◆ **QUESTIONS ON THE MATERIAL**
**A)** In the House debate, what wholesale energy price per megawatt hour did the member promise before the 2019 election?
**B)** Put this sentence from the House debate into Spanish: "Changing the label on the bottle doesn't disguise the fact that the wine is sour."

◆ **TEXT**
================
House debates

Thursday, 12 February 2026

Bills

Appropriation Bill (No. 3) 2025-2026, Appropriation Bill (No. 4) 2025-2026, Appropriation (Parliamentary Departments) Bill (No. 2) 2025-2026; Second Reading

12:53 pm

Photo of Julian HillJulian Hill (Bruce, Australian Labor Party, Assistant Minister for Citizenship, Customs and Multicultural Affairs) Share this | Hansard source

I was on a roll, indeed. The shadow defence minister has had nothing to say. All he's got is an idea that we should spend more on something—he doesn't know what, but that sounds good. He hasn't asked any questions over the last few weeks, despite seriously big defence policy announcements. His main achievements this term are (1) losing, (2) undermining, and (3) quitting.

But then there's his record as energy minister. He was investigated by the Australian Federal Police for presenting doctored documents to the media. Eventually he had to apologise for that. And don't forget the readers: you know, those left-wing communists who read the Australian Financial Review. In 2020, the readers poll voted the member for Hume as energy minister the worst performing minister in the Morrison government. That's almost an achievement in its own right to be the worst performing minister in the Morrison government! I mean, surely that deserves a promotion to become the opposition leader.

They weren't wrong. He was indeed, objectively—his own record says it—the worst energy minister in Australia's history. He went to the 2019 election promising that wholesale energy prices would fall per megawatt hour to $70. That was his promise. What he actually delivered, after his abject failure, was $286 per megawatt hour. But then, not content with that, before the 2022 election he actually changed the law, changed the regulations, to cover up the power price rises that were already baked in and coming down the pipe that our government inherited after we won the election and then found out the true state of the mess that he left behind. There were serious questions over his conflicts of interest in his first stint as minister, around 2016, with 'grass gate'.

Really it is a profound lesson in rock bottoms. Just when you think it can't get any worse, it can. Australians deserve better. But the problem is they just have not got there yet. I almost feel sorry for the National Party being bound to this mob, the Liberal Party. The problem is not the leader; it's the party. It's not the sales rep; the product that they're selling is rotten to the core. Changing the label on the bottle doesn't disguise the fact that the wine is sour. Their best before date is probably back somewhere in the 1950s. Their best hope, when they mutter to each other is, 'Maybe we'll end up in some kind of a three way between the Liberals and the Nationals and One Nation.' Nope. It's not going to work. One Nation will fill the hole you are leaving. Senator Hanson lives rent free in their heads now, and that is the worst aspect.
================
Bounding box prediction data

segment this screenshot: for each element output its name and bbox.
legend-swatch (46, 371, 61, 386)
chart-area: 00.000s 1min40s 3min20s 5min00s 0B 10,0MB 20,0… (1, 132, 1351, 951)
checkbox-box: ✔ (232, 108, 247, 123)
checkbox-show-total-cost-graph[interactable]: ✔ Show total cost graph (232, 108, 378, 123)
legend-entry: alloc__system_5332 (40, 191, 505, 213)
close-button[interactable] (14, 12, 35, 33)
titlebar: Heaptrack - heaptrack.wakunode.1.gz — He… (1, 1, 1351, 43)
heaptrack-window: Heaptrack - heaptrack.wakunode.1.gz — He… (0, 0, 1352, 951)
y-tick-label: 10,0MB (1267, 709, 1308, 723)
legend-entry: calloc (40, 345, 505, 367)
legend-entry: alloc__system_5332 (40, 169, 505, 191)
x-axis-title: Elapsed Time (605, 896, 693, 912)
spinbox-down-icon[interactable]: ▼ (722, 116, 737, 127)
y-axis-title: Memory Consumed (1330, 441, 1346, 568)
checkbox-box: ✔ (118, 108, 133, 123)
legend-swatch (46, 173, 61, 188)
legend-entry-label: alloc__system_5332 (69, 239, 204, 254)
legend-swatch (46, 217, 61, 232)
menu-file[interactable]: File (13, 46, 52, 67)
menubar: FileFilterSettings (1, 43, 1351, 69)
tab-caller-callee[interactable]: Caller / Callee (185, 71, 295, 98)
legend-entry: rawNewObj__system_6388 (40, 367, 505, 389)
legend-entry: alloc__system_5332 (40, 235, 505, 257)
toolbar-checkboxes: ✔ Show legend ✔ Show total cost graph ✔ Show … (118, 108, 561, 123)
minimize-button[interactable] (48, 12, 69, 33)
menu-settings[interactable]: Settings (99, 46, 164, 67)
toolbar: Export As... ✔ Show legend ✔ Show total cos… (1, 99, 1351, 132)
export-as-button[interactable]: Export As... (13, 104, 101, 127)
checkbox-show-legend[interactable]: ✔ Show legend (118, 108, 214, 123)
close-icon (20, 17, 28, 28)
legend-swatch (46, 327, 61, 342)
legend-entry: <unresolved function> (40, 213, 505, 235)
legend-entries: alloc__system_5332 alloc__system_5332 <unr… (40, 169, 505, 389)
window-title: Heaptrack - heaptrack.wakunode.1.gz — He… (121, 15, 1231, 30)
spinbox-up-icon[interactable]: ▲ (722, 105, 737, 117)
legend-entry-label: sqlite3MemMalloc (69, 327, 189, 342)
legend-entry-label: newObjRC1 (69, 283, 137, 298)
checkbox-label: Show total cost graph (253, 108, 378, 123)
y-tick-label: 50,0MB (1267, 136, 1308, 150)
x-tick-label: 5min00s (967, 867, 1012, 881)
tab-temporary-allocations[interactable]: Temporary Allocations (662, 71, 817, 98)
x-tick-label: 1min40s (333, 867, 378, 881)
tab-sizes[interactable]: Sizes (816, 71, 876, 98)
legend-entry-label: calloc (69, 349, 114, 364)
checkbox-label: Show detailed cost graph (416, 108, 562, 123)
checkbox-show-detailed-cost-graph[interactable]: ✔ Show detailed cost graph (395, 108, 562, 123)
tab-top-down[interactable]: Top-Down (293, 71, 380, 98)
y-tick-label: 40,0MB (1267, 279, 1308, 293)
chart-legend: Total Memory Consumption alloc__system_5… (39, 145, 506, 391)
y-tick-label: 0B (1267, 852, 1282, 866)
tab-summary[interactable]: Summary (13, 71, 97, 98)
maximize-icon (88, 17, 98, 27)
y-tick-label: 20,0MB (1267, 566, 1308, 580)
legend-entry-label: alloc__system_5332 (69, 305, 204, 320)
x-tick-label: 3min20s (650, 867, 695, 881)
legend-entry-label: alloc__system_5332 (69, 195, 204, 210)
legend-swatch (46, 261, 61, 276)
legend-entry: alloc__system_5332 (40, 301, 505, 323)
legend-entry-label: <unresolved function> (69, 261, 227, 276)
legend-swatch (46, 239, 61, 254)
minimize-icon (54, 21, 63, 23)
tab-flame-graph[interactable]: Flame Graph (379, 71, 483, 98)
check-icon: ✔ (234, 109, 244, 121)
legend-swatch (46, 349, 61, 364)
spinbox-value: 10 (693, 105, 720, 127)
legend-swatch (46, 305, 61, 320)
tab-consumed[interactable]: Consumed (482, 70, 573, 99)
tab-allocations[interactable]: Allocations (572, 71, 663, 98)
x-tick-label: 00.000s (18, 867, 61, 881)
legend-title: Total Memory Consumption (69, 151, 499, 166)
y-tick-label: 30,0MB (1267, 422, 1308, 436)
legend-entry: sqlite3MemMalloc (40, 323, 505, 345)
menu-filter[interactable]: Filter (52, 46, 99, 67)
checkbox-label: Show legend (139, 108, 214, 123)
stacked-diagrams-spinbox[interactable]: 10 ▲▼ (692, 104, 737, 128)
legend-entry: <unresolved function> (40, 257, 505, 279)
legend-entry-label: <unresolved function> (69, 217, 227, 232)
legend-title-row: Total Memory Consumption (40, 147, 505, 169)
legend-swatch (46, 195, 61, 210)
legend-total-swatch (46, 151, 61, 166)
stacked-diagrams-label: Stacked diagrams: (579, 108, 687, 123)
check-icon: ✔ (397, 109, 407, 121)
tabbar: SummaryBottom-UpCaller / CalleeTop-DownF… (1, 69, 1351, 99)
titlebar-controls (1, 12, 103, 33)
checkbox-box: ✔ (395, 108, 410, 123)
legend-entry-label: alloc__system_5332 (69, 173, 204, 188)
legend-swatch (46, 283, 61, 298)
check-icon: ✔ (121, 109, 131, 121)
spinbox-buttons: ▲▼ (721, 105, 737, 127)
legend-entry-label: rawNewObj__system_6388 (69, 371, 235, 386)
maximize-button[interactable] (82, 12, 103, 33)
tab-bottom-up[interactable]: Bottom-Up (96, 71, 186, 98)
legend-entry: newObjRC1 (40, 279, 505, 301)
================
◆ **SOLUTIONS**
**A)** $70 per megawatt hour.

**B)** Cambiar la etiqueta de la botella no disimula el hecho de que el vino está agrio.